» **Exercise requirements**
Gather every line holding the string "Paying".

» **Data to use**
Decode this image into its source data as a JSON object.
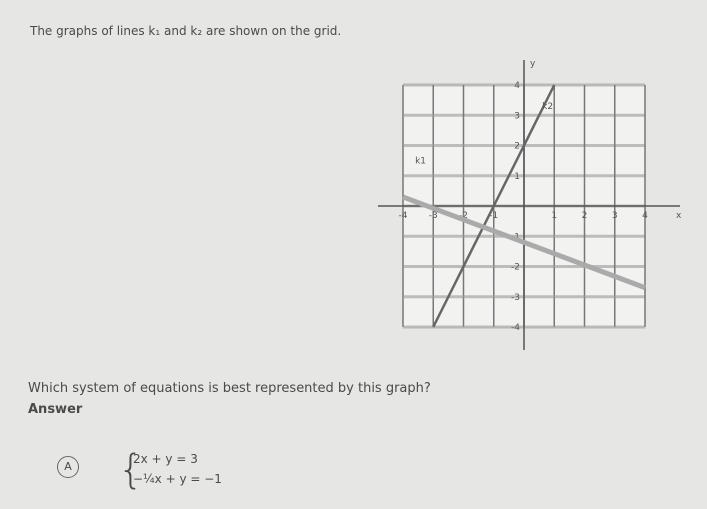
{
  "question": "The graphs of lines k₁ and k₂ are shown on the grid.",
  "graph": {
    "x_label": "x",
    "y_label": "y",
    "line_labels": [
      "k1",
      "k2"
    ],
    "x_ticks": [
      -4,
      -3,
      -2,
      -1,
      1,
      2,
      3,
      4
    ],
    "y_ticks": [
      4,
      3,
      2,
      1,
      -1,
      -2,
      -3,
      -4
    ]
  },
  "prompt": "Which system of equations is best represented by this graph?",
  "answer_label": "Answer",
  "options": [
    {
      "letter": "A",
      "equations": [
        "2x + y = 3",
        "−¼x + y = −1"
      ]
    }
  ]
}
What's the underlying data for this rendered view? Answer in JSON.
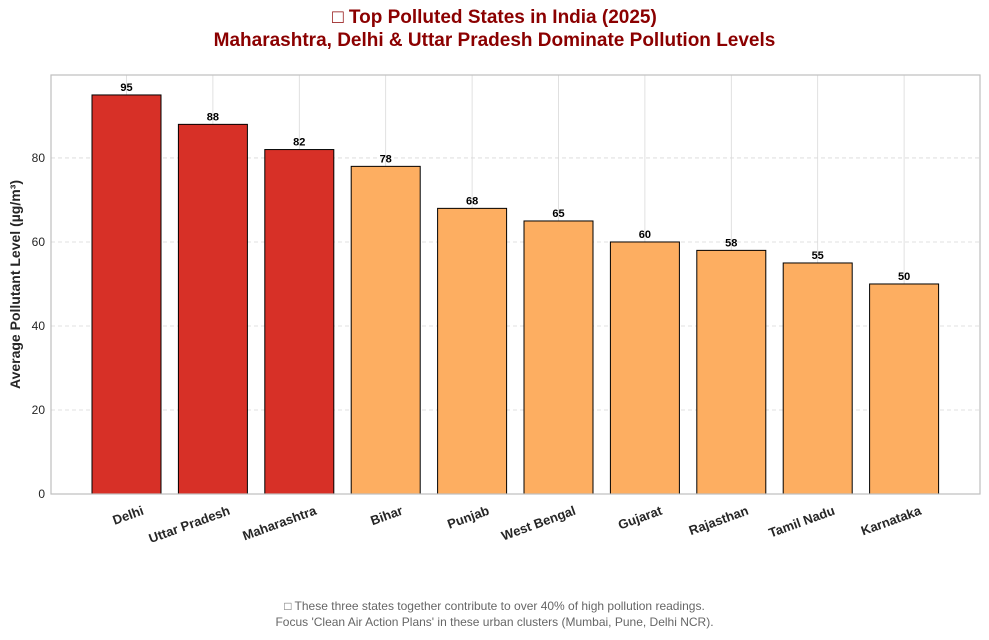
{
  "chart_data": {
    "type": "bar",
    "title_line1": "□ Top Polluted States in India (2025)",
    "title_line2": "Maharashtra, Delhi & Uttar Pradesh Dominate Pollution Levels",
    "ylabel": "Average Pollutant Level (µg/m³)",
    "xlabel": "",
    "categories": [
      "Delhi",
      "Uttar Pradesh",
      "Maharashtra",
      "Bihar",
      "Punjab",
      "West Bengal",
      "Gujarat",
      "Rajasthan",
      "Tamil Nadu",
      "Karnataka"
    ],
    "values": [
      95,
      88,
      82,
      78,
      68,
      65,
      60,
      58,
      55,
      50
    ],
    "value_labels": [
      "95",
      "88",
      "82",
      "78",
      "68",
      "65",
      "60",
      "58",
      "55",
      "50"
    ],
    "highlight": [
      true,
      true,
      true,
      false,
      false,
      false,
      false,
      false,
      false,
      false
    ],
    "ylim": [
      0,
      99.75
    ],
    "yticks": [
      0,
      20,
      40,
      60,
      80
    ],
    "ytick_labels": [
      "0",
      "20",
      "40",
      "60",
      "80"
    ],
    "grid": true,
    "footnote_line1": "□ These three states together contribute to over 40% of high pollution readings.",
    "footnote_line2": "Focus 'Clean Air Action Plans' in these urban clusters (Mumbai, Pune, Delhi NCR).",
    "colors": {
      "highlight": "#d73027",
      "normal": "#fdae61",
      "edge": "#000000",
      "title": "#8b0000",
      "grid": "#d9d9d9",
      "axis": "#bfbfbf",
      "tick_text": "#262626",
      "footnote": "#666666"
    }
  }
}
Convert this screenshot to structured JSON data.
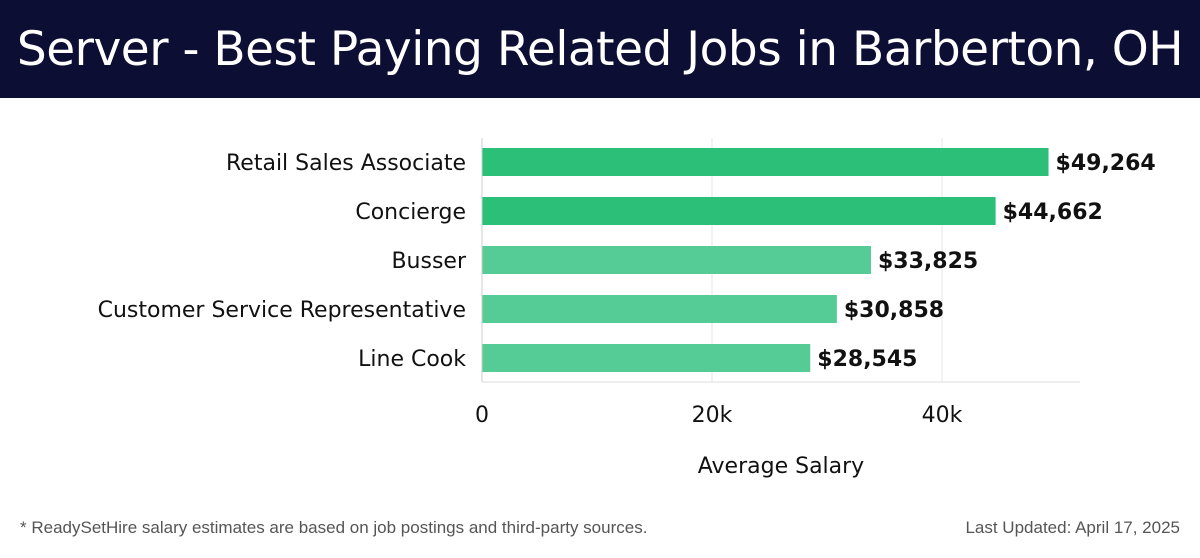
{
  "header": {
    "title": "Server - Best Paying Related Jobs in Barberton, OH"
  },
  "chart_data": {
    "type": "bar",
    "orientation": "horizontal",
    "title": "Server - Best Paying Related Jobs in Barberton, OH",
    "categories": [
      "Retail Sales Associate",
      "Concierge",
      "Busser",
      "Customer Service Representative",
      "Line Cook"
    ],
    "values": [
      49264,
      44662,
      33825,
      30858,
      28545
    ],
    "value_labels": [
      "$49,264",
      "$44,662",
      "$33,825",
      "$30,858",
      "$28,545"
    ],
    "xlabel": "Average Salary",
    "ylabel": "",
    "xlim": [
      0,
      52000
    ],
    "xticks": [
      0,
      20000,
      40000
    ],
    "xtick_labels": [
      "0",
      "20k",
      "40k"
    ],
    "grid": true,
    "colors": {
      "top": "#2bbf78",
      "rest": "#55cc95",
      "header_bg": "#0c0e33"
    }
  },
  "footer": {
    "note": "* ReadySetHire salary estimates are based on job postings and third-party sources.",
    "updated": "Last Updated: April 17, 2025"
  }
}
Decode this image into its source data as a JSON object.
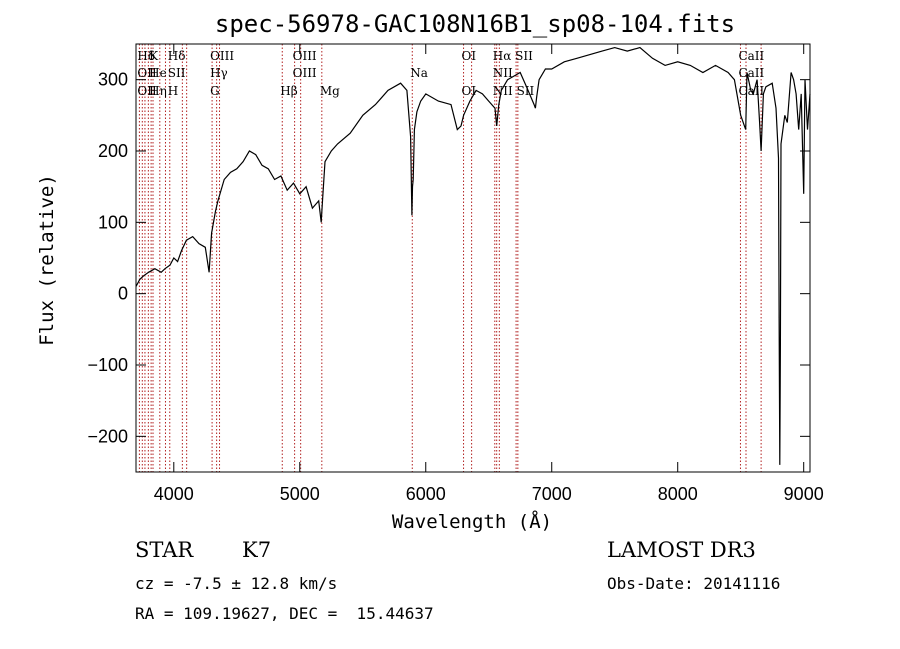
{
  "chart_data": {
    "type": "line",
    "title": "spec-56978-GAC108N16B1_sp08-104.fits",
    "xlabel": "Wavelength (Å)",
    "ylabel": "Flux (relative)",
    "xlim": [
      3700,
      9050
    ],
    "ylim": [
      -250,
      350
    ],
    "xticks": [
      4000,
      5000,
      6000,
      7000,
      8000,
      9000
    ],
    "yticks": [
      -200,
      -100,
      0,
      100,
      200,
      300
    ],
    "series": [
      {
        "x": [
          3700,
          3730,
          3760,
          3800,
          3850,
          3900,
          3930,
          3970,
          4000,
          4030,
          4060,
          4100,
          4150,
          4200,
          4250,
          4280,
          4300,
          4330,
          4350,
          4400,
          4450,
          4500,
          4550,
          4600,
          4650,
          4700,
          4750,
          4800,
          4850,
          4900,
          4950,
          5000,
          5050,
          5100,
          5150,
          5170,
          5180,
          5200,
          5250,
          5300,
          5400,
          5500,
          5600,
          5700,
          5800,
          5850,
          5880,
          5890,
          5895,
          5900,
          5910,
          5930,
          5960,
          6000,
          6100,
          6200,
          6250,
          6280,
          6300,
          6350,
          6400,
          6450,
          6500,
          6550,
          6563,
          6580,
          6600,
          6650,
          6700,
          6750,
          6800,
          6860,
          6870,
          6880,
          6900,
          6950,
          7000,
          7100,
          7200,
          7300,
          7400,
          7500,
          7600,
          7700,
          7800,
          7900,
          8000,
          8100,
          8200,
          8300,
          8400,
          8450,
          8500,
          8540,
          8550,
          8580,
          8600,
          8630,
          8650,
          8662,
          8680,
          8700,
          8750,
          8780,
          8800,
          8805,
          8810,
          8815,
          8820,
          8850,
          8870,
          8900,
          8920,
          8940,
          8960,
          8980,
          9000,
          9010,
          9030,
          9050
        ],
        "y": [
          10,
          20,
          25,
          30,
          35,
          30,
          35,
          40,
          50,
          45,
          60,
          75,
          80,
          70,
          65,
          30,
          85,
          115,
          130,
          160,
          170,
          175,
          185,
          200,
          195,
          180,
          175,
          160,
          165,
          145,
          155,
          140,
          150,
          120,
          130,
          100,
          130,
          185,
          200,
          210,
          225,
          250,
          265,
          285,
          295,
          285,
          220,
          110,
          150,
          160,
          230,
          255,
          270,
          280,
          270,
          265,
          230,
          235,
          250,
          270,
          285,
          280,
          270,
          260,
          235,
          265,
          285,
          300,
          305,
          310,
          290,
          265,
          260,
          275,
          300,
          315,
          315,
          325,
          330,
          335,
          340,
          345,
          340,
          345,
          330,
          320,
          325,
          320,
          310,
          320,
          310,
          300,
          250,
          230,
          310,
          285,
          280,
          300,
          240,
          200,
          280,
          290,
          295,
          260,
          190,
          -30,
          -240,
          -70,
          210,
          250,
          240,
          310,
          300,
          280,
          230,
          280,
          140,
          300,
          230,
          280
        ]
      }
    ],
    "line_markers": [
      {
        "row1": "Hδ",
        "row2": "OII",
        "row3": "OII",
        "wls": [
          3727,
          3750,
          3771,
          3798
        ]
      },
      {
        "row1": "K",
        "row2": "He",
        "row3": "Hη",
        "wls": [
          3820,
          3835,
          3889,
          3934
        ]
      },
      {
        "row1": "Hδ",
        "row2": "SII",
        "row3": "H",
        "wls": [
          3968,
          4068,
          4102
        ]
      },
      {
        "row1": "OIII",
        "row2": "Hγ",
        "row3": "G",
        "wls": [
          4304,
          4340,
          4363
        ]
      },
      {
        "row1": "OIII",
        "row2": "OIII",
        "row3": "",
        "wls": [
          4959,
          5007
        ]
      },
      {
        "row1": "",
        "row2": "",
        "row3": "Hβ",
        "wls": [
          4861
        ]
      },
      {
        "row1": "",
        "row2": "",
        "row3": "Mg",
        "wls": [
          5175
        ]
      },
      {
        "row1": "",
        "row2": "Na",
        "row3": "",
        "wls": [
          5893
        ]
      },
      {
        "row1": "OI",
        "row2": "",
        "row3": "OI",
        "wls": [
          6300,
          6364
        ]
      },
      {
        "row1": "Hα SII",
        "row2": "NII",
        "row3": "NII SII",
        "wls": [
          6548,
          6563,
          6584,
          6717,
          6731
        ]
      },
      {
        "row1": "CaII",
        "row2": "CaII",
        "row3": "CaII",
        "wls": [
          8498,
          8542,
          8662
        ]
      }
    ]
  },
  "footer": {
    "object_class": "STAR",
    "subclass": "K7",
    "redshift": "cz = -7.5 ± 12.8 km/s",
    "coords": "RA = 109.19627, DEC =  15.44637",
    "survey": "LAMOST DR3",
    "obs_date": "Obs-Date: 20141116"
  }
}
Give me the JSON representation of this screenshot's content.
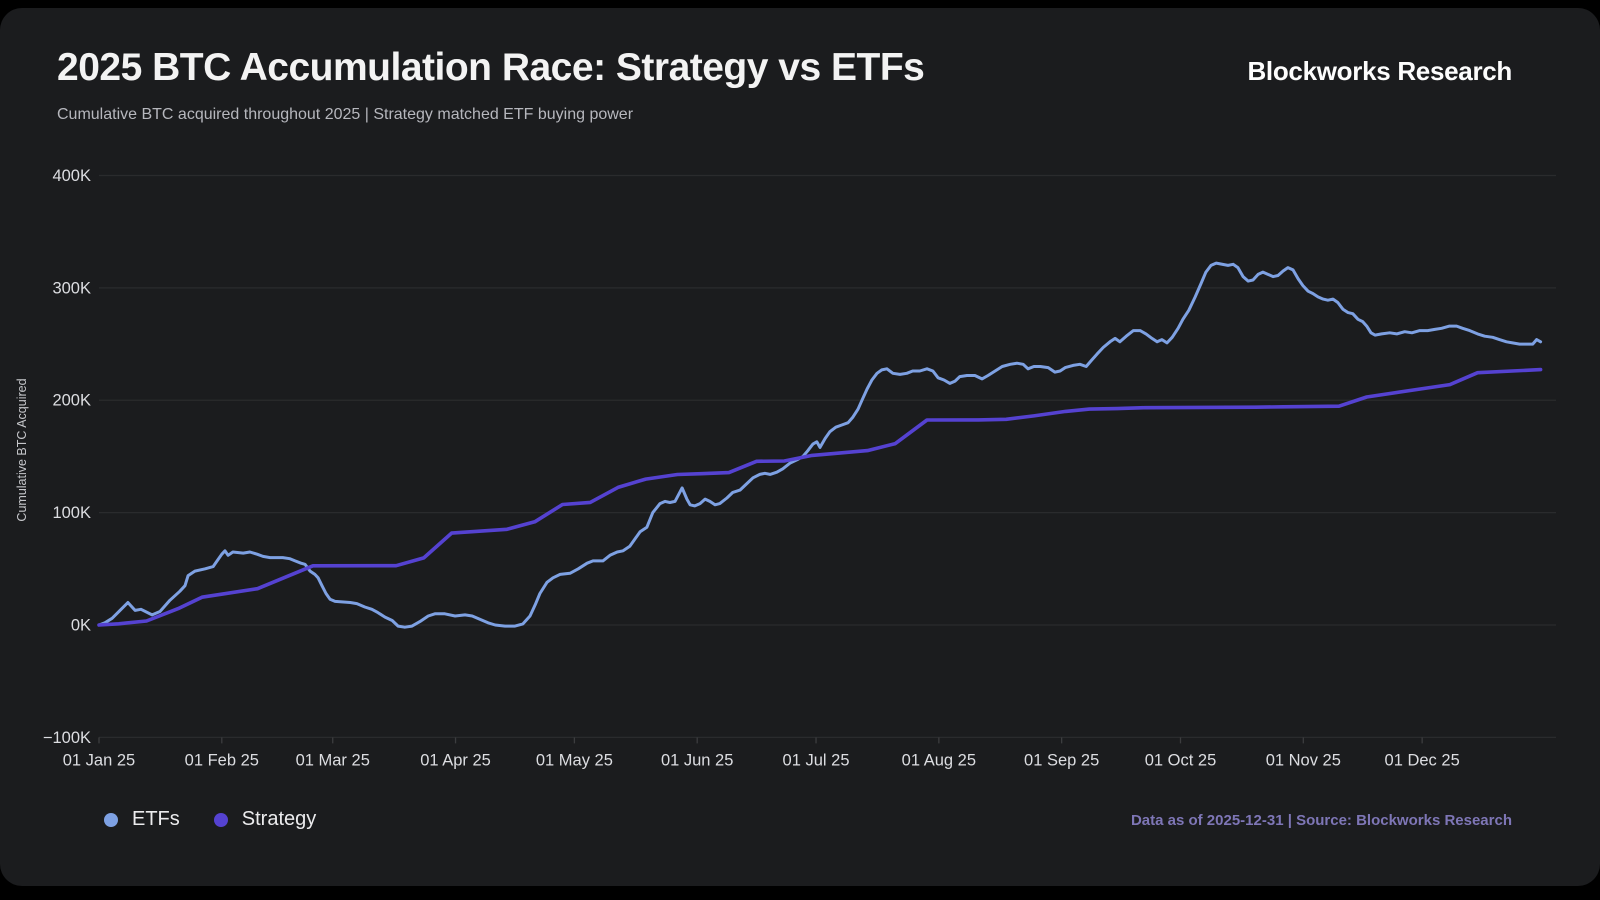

» **Final result**
    "title": "Server - Best Paying Related Jobs in Barberton, OH"
    "title": "Server - Best Paying Related Jobs in Barberton, OH",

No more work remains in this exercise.